▸ Exercise prompt
For this exercise, repeat all of the material verbatim apart from its images.
================================
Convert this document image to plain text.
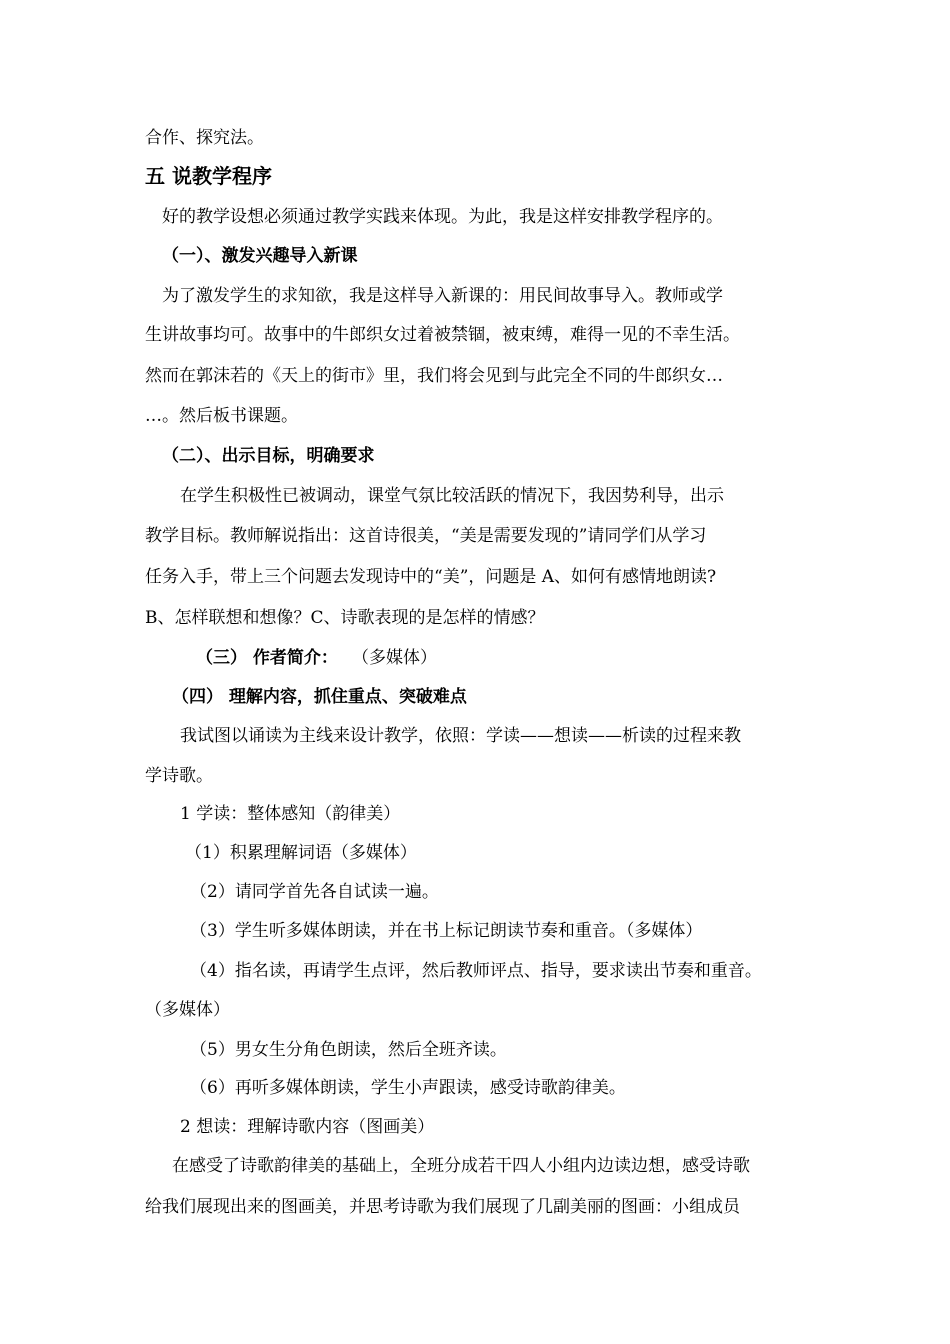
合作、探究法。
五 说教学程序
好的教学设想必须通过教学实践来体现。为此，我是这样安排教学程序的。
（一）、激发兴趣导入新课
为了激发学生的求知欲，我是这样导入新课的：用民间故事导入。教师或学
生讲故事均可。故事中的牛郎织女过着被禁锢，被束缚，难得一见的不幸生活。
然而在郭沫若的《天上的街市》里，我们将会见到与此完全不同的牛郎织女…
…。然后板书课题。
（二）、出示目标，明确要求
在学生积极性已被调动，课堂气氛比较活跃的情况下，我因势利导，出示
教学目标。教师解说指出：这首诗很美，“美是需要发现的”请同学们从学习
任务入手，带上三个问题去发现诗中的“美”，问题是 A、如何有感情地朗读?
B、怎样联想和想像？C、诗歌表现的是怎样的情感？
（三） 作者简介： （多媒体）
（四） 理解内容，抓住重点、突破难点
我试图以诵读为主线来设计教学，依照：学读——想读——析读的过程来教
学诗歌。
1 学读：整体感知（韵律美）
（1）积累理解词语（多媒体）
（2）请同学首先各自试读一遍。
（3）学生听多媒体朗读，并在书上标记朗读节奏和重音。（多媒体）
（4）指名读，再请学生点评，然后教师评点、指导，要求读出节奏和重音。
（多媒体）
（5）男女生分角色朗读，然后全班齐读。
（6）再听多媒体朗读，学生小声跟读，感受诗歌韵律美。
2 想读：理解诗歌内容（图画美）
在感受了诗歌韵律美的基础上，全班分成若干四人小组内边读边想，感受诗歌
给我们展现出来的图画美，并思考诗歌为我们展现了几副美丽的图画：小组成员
================================
▸ Result of the task
Convert this document image to plain text.
合作、探究法。
五 说教学程序
好的教学设想必须通过教学实践来体现。为此，我是这样安排教学程序的。
（一）、激发兴趣导入新课
为了激发学生的求知欲，我是这样导入新课的：用民间故事导入。教师或学
生讲故事均可。故事中的牛郎织女过着被禁锢，被束缚，难得一见的不幸生活。
然而在郭沫若的《天上的街市》里，我们将会见到与此完全不同的牛郎织女…
…。然后板书课题。
（二）、出示目标，明确要求
在学生积极性已被调动，课堂气氛比较活跃的情况下，我因势利导，出示
教学目标。教师解说指出：这首诗很美，“美是需要发现的”请同学们从学习
任务入手，带上三个问题去发现诗中的“美”，问题是 A、如何有感情地朗读?
B、怎样联想和想像？C、诗歌表现的是怎样的情感？
（三） 作者简介： （多媒体）
（四） 理解内容，抓住重点、突破难点
我试图以诵读为主线来设计教学，依照：学读——想读——析读的过程来教
学诗歌。
1 学读：整体感知（韵律美）
（1）积累理解词语（多媒体）
（2）请同学首先各自试读一遍。
（3）学生听多媒体朗读，并在书上标记朗读节奏和重音。（多媒体）
（4）指名读，再请学生点评，然后教师评点、指导，要求读出节奏和重音。
（多媒体）
（5）男女生分角色朗读，然后全班齐读。
（6）再听多媒体朗读，学生小声跟读，感受诗歌韵律美。
2 想读：理解诗歌内容（图画美）
在感受了诗歌韵律美的基础上，全班分成若干四人小组内边读边想，感受诗歌
给我们展现出来的图画美，并思考诗歌为我们展现了几副美丽的图画：小组成员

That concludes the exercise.